## Exercise goal
Answer these about the market-direction text below, one answer a line:
(a) What accuracy does always predicting "up" give?
(b) Which two variables does the book suggest trying again with?
(c) Of the probabilities 0.48 and 0.50, which one would be predicted "Down"?

## Reading passage
>> START

Just predicting "up" gives only a 52% accuracy. That is called predicting the "baseline rate". Your prediction method should do better than that to be useful.

In [24]:
sum(smarket.DirectionUp == 1) / len(smarket)
Out[24]:
0.5184

Book says try again with just Lag1 and Lag2......... but that does not seem to do any better for me.

In [25]:
dm_parts = sm.Logit.from_formula("DirectionUp ~ Lag1+Lag2", data=smarket[training_data]).fit()
correct = pd.Series(smarket.DirectionUp[test_data], name = "Actual")
predicted = pd.Series(dm_parts.predict(smarket[test_data]).round(), name="Predicted")
accuracy = np.mean(correct == predicted)
accuracy
Optimization terminated successfully.
         Current function value: 0.690749
         Iterations 4
Out[25]:
0.5

As usual, the predict method gets you probabilities for the value you predicted - in this case, DirectionUp. Both of the values below are solidly in the middle of the probability range, but 0.48 would be predicted "Down" and 0.50 would be "Up".

In [26]:
more_demo_data = pd.DataFrame({'Lag1': [1.2, 1.1], 'Lag2': [1.5, -0.8]})

>> END

## Dataset section
>> START

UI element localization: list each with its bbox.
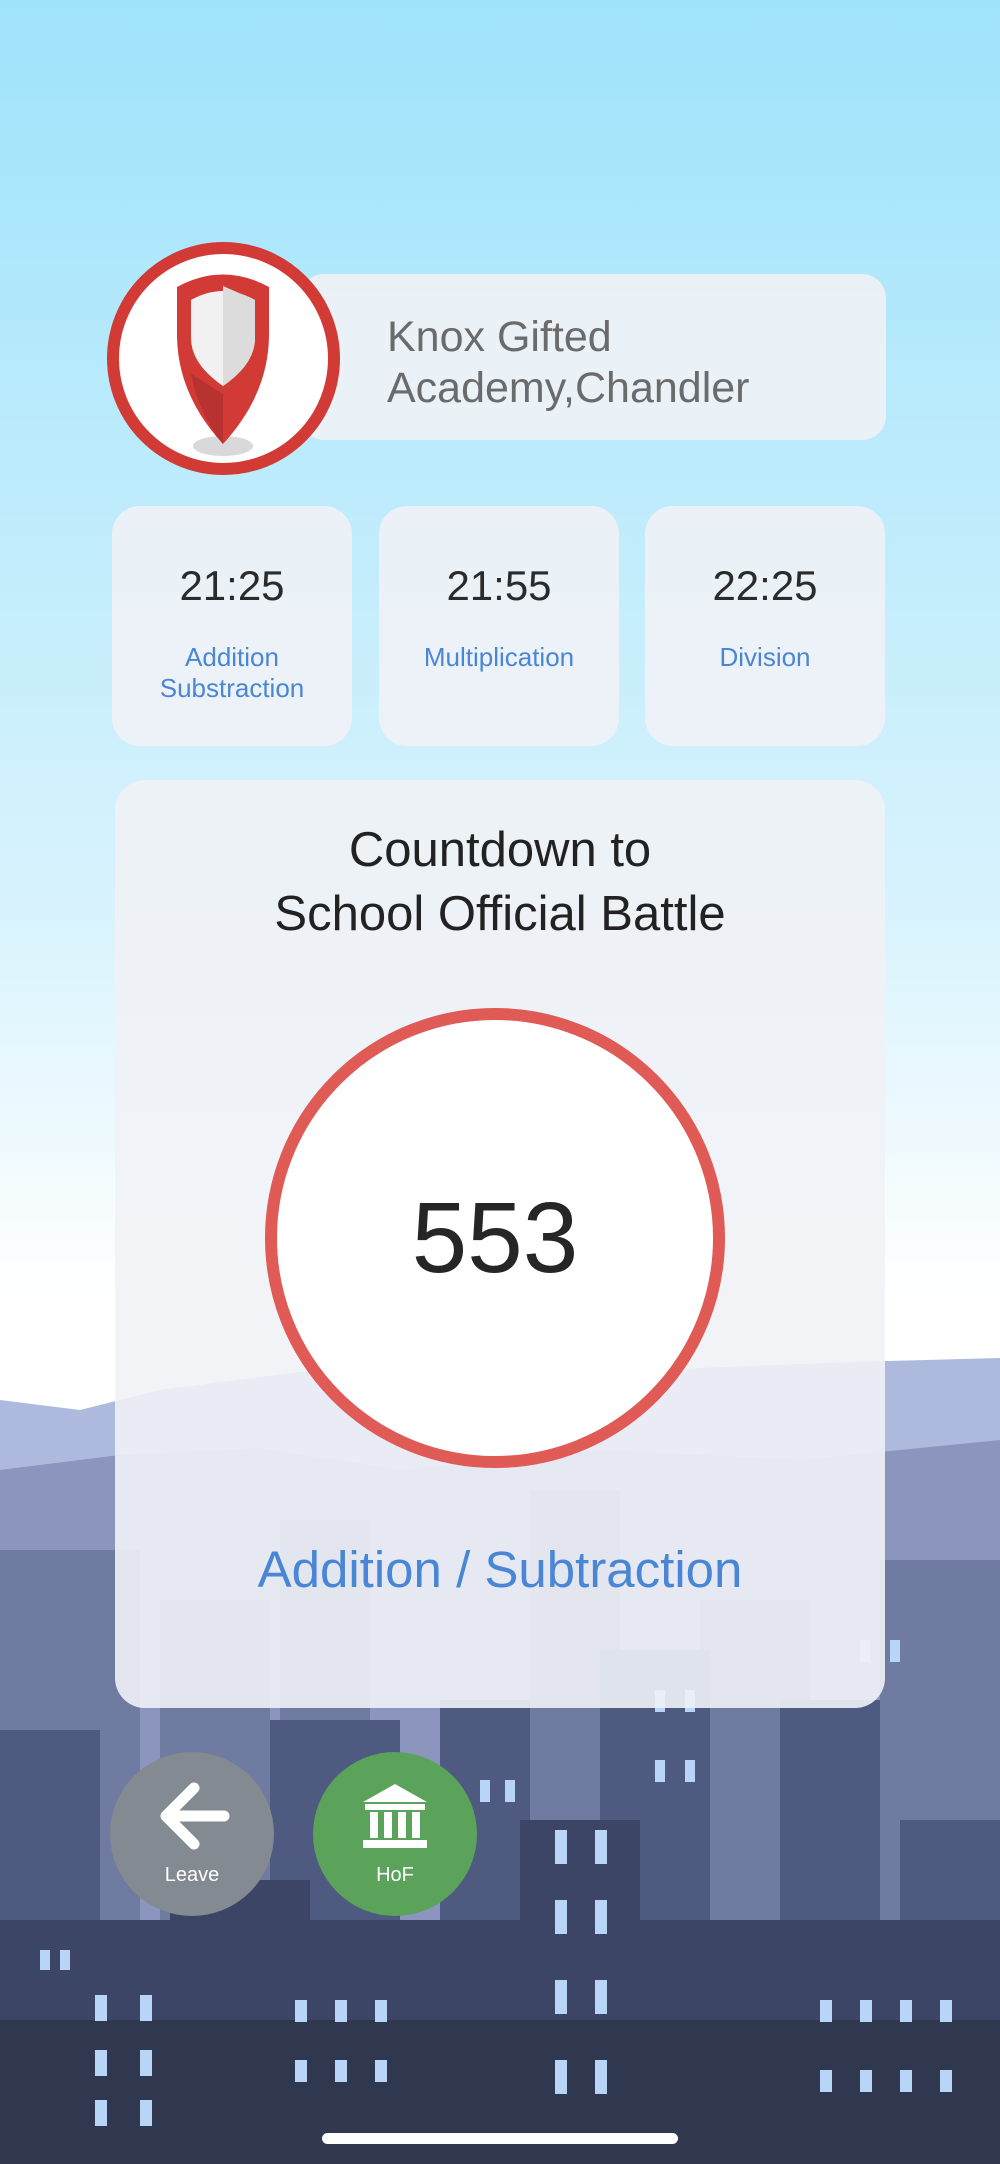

>> END

## Result
(a) 52%
(b) Lag1 and Lag2
(c) 0.48